Could you print all the entries exactly?

# # # # # # #

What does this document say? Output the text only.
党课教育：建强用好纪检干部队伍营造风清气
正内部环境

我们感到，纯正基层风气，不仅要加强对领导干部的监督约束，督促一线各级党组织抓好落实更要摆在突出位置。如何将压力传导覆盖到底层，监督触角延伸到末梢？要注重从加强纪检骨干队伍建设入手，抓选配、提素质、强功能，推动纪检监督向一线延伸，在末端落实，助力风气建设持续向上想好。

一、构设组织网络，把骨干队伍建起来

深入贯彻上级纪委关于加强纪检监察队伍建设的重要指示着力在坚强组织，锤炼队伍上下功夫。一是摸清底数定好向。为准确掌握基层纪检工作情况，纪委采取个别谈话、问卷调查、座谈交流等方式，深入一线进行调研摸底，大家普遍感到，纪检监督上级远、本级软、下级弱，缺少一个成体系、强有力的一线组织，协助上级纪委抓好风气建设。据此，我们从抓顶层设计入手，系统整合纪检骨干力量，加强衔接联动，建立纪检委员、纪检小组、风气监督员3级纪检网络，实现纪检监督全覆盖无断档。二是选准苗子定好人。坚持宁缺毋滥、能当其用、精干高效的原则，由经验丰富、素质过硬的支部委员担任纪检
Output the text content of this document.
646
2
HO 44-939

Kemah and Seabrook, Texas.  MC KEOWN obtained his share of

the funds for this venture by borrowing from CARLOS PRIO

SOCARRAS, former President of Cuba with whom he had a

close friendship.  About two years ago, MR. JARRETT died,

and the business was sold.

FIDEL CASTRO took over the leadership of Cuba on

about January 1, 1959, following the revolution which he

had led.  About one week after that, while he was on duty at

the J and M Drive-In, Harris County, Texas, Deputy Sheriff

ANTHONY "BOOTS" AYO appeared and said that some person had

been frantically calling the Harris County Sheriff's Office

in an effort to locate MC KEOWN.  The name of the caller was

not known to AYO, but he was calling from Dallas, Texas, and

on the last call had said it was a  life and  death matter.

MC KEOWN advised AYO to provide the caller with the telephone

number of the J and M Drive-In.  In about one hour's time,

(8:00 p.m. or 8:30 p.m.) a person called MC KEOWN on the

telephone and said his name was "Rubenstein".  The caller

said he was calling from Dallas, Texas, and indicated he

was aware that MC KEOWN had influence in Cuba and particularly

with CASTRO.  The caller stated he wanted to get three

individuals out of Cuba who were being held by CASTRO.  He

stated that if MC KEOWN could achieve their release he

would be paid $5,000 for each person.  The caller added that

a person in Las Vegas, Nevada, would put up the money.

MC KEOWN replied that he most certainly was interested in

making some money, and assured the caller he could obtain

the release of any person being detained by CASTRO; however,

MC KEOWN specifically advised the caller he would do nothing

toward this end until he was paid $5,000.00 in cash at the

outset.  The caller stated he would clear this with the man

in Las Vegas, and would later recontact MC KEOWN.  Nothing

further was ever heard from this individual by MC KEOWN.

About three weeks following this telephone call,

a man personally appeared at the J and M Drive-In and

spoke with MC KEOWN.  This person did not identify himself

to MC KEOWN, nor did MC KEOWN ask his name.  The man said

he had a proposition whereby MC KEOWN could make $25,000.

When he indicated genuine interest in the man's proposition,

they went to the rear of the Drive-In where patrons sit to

# # # # # # #

▶ **Complete response**
What does this document say? Output the text only.
党课教育：建强用好纪检干部队伍营造风清气
正内部环境

我们感到，纯正基层风气，不仅要加强对领导干部的监督约束，督促一线各级党组织抓好落实更要摆在突出位置。如何将压力传导覆盖到底层，监督触角延伸到末梢？要注重从加强纪检骨干队伍建设入手，抓选配、提素质、强功能，推动纪检监督向一线延伸，在末端落实，助力风气建设持续向上想好。

一、构设组织网络，把骨干队伍建起来

深入贯彻上级纪委关于加强纪检监察队伍建设的重要指示着力在坚强组织，锤炼队伍上下功夫。一是摸清底数定好向。为准确掌握基层纪检工作情况，纪委采取个别谈话、问卷调查、座谈交流等方式，深入一线进行调研摸底，大家普遍感到，纪检监督上级远、本级软、下级弱，缺少一个成体系、强有力的一线组织，协助上级纪委抓好风气建设。据此，我们从抓顶层设计入手，系统整合纪检骨干力量，加强衔接联动，建立纪检委员、纪检小组、风气监督员3级纪检网络，实现纪检监督全覆盖无断档。二是选准苗子定好人。坚持宁缺毋滥、能当其用、精干高效的原则，由经验丰富、素质过硬的支部委员担任纪检
Output the text content of this document.
646
2
HO 44-939

Kemah and Seabrook, Texas.  MC KEOWN obtained his share of

the funds for this venture by borrowing from CARLOS PRIO

SOCARRAS, former President of Cuba with whom he had a

close friendship.  About two years ago, MR. JARRETT died,

and the business was sold.

FIDEL CASTRO took over the leadership of Cuba on

about January 1, 1959, following the revolution which he

had led.  About one week after that, while he was on duty at

the J and M Drive-In, Harris County, Texas, Deputy Sheriff

ANTHONY "BOOTS" AYO appeared and said that some person had

been frantically calling the Harris County Sheriff's Office

in an effort to locate MC KEOWN.  The name of the caller was

not known to AYO, but he was calling from Dallas, Texas, and

on the last call had said it was a  life and  death matter.

MC KEOWN advised AYO to provide the caller with the telephone

number of the J and M Drive-In.  In about one hour's time,

(8:00 p.m. or 8:30 p.m.) a person called MC KEOWN on the

telephone and said his name was "Rubenstein".  The caller

said he was calling from Dallas, Texas, and indicated he

was aware that MC KEOWN had influence in Cuba and particularly

with CASTRO.  The caller stated he wanted to get three

individuals out of Cuba who were being held by CASTRO.  He

stated that if MC KEOWN could achieve their release he

would be paid $5,000 for each person.  The caller added that

a person in Las Vegas, Nevada, would put up the money.

MC KEOWN replied that he most certainly was interested in

making some money, and assured the caller he could obtain

the release of any person being detained by CASTRO; however,

MC KEOWN specifically advised the caller he would do nothing

toward this end until he was paid $5,000.00 in cash at the

outset.  The caller stated he would clear this with the man

in Las Vegas, and would later recontact MC KEOWN.  Nothing

further was ever heard from this individual by MC KEOWN.

About three weeks following this telephone call,

a man personally appeared at the J and M Drive-In and

spoke with MC KEOWN.  This person did not identify himself

to MC KEOWN, nor did MC KEOWN ask his name.  The man said

he had a proposition whereby MC KEOWN could make $25,000.

When he indicated genuine interest in the man's proposition,

they went to the rear of the Drive-In where patrons sit to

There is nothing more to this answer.